(Stored items)
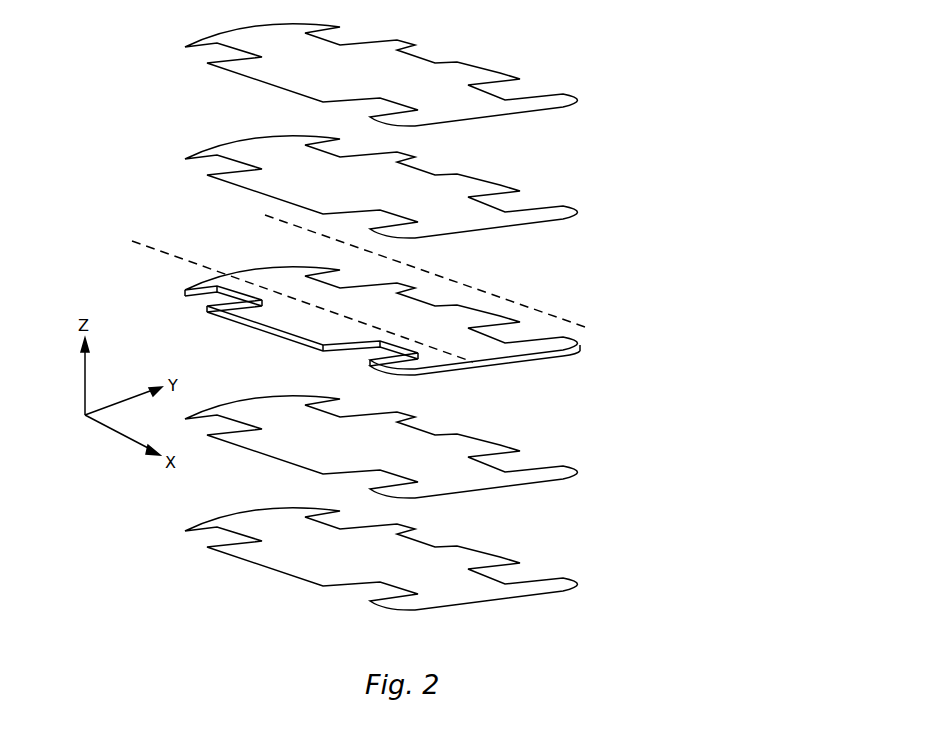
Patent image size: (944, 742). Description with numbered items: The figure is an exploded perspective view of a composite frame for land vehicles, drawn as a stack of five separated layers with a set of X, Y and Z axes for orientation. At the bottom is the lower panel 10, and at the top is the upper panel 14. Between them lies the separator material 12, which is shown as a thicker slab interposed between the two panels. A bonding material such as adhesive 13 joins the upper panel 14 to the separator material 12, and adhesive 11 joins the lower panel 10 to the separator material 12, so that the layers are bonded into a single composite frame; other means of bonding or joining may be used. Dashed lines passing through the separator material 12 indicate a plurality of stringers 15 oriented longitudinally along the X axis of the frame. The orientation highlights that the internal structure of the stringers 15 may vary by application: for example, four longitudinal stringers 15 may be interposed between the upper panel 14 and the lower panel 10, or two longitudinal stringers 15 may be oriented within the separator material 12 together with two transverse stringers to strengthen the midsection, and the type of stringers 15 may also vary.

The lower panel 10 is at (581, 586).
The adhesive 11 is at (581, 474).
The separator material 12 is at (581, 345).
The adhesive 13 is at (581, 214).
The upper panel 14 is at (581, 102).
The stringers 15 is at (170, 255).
---
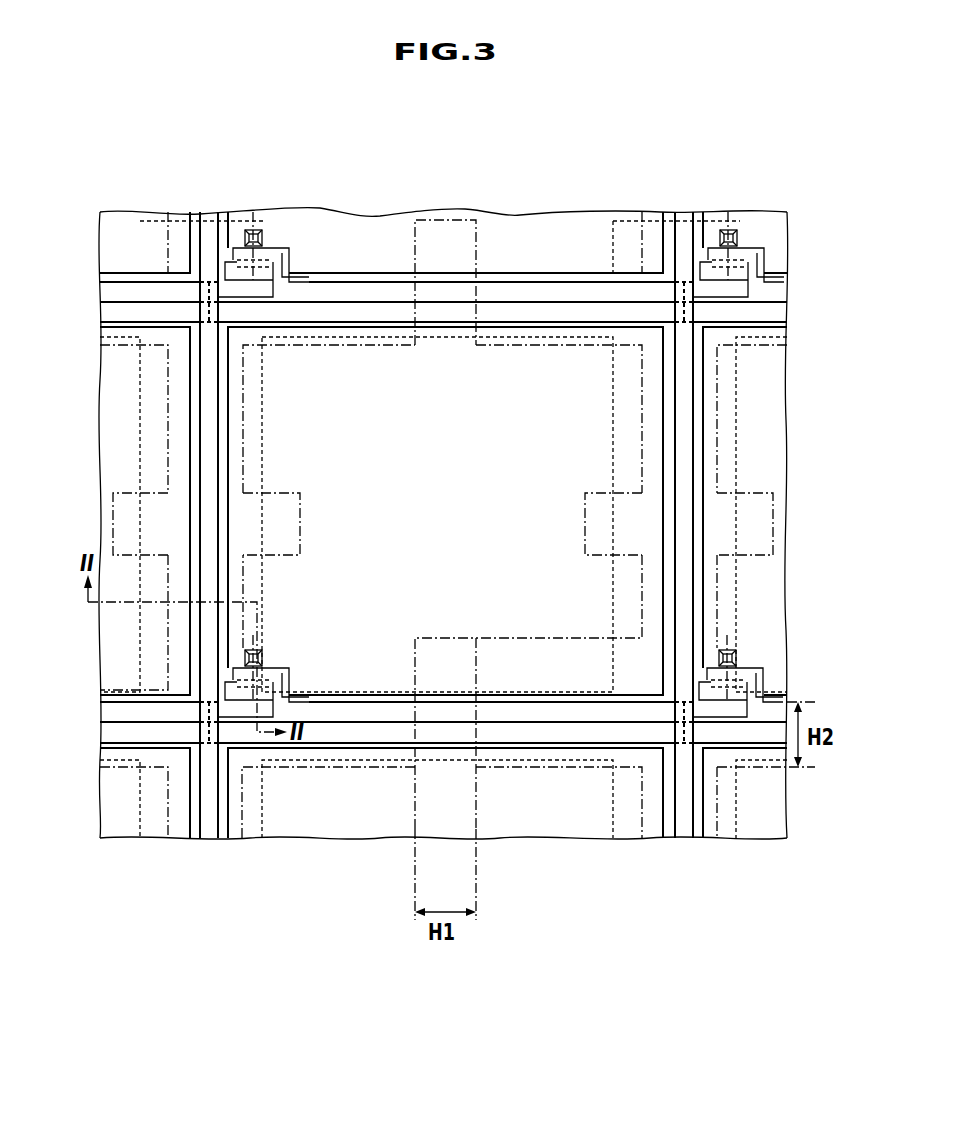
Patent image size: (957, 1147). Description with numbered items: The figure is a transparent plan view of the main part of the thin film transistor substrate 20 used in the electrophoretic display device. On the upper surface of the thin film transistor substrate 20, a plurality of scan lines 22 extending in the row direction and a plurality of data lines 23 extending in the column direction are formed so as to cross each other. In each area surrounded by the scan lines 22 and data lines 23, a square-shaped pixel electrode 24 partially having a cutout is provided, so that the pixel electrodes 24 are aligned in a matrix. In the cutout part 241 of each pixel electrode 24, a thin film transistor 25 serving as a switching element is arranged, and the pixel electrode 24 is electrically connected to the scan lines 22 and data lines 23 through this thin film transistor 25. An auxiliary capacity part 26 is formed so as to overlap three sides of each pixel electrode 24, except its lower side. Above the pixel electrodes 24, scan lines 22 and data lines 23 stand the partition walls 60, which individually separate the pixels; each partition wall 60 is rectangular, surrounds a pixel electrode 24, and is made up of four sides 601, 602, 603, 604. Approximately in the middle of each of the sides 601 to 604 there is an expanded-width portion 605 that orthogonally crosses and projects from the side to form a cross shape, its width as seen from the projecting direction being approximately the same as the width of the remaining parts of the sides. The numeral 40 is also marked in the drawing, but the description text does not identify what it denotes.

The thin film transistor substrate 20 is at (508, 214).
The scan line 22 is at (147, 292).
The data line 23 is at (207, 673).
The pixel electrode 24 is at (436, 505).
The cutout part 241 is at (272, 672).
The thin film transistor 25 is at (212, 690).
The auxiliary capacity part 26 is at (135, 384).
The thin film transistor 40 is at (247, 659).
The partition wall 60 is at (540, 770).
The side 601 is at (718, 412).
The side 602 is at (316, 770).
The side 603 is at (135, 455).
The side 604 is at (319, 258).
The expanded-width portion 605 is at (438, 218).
* * *
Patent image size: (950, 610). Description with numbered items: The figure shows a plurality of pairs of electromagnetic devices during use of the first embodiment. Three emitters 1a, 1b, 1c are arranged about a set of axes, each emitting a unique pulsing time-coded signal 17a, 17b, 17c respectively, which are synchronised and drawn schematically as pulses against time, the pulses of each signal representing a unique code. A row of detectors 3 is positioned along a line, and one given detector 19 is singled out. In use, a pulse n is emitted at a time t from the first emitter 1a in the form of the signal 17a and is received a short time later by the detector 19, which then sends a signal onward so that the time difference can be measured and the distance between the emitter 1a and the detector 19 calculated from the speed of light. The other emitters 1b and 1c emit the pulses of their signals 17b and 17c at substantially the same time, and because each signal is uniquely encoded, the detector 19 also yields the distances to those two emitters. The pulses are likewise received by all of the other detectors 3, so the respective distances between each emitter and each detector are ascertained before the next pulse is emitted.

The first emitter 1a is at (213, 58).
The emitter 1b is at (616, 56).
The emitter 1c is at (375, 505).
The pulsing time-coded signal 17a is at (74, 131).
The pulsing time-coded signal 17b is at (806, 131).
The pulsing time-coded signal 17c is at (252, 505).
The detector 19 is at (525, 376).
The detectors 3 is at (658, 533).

§ Exercise requirements
Please return, word for word, everything in the entries above from the line containing "Patent image size: (944, 742)." down to the line containing "The stringers 15 is at (170, 255).", with both of those lines included.

§ Written answer
Patent image size: (944, 742). Description with numbered items: The figure is an exploded perspective view of a composite frame for land vehicles, drawn as a stack of five separated layers with a set of X, Y and Z axes for orientation. At the bottom is the lower panel 10, and at the top is the upper panel 14. Between them lies the separator material 12, which is shown as a thicker slab interposed between the two panels. A bonding material such as adhesive 13 joins the upper panel 14 to the separator material 12, and adhesive 11 joins the lower panel 10 to the separator material 12, so that the layers are bonded into a single composite frame; other means of bonding or joining may be used. Dashed lines passing through the separator material 12 indicate a plurality of stringers 15 oriented longitudinally along the X axis of the frame. The orientation highlights that the internal structure of the stringers 15 may vary by application: for example, four longitudinal stringers 15 may be interposed between the upper panel 14 and the lower panel 10, or two longitudinal stringers 15 may be oriented within the separator material 12 together with two transverse stringers to strengthen the midsection, and the type of stringers 15 may also vary.

The lower panel 10 is at (581, 586).
The adhesive 11 is at (581, 474).
The separator material 12 is at (581, 345).
The adhesive 13 is at (581, 214).
The upper panel 14 is at (581, 102).
The stringers 15 is at (170, 255).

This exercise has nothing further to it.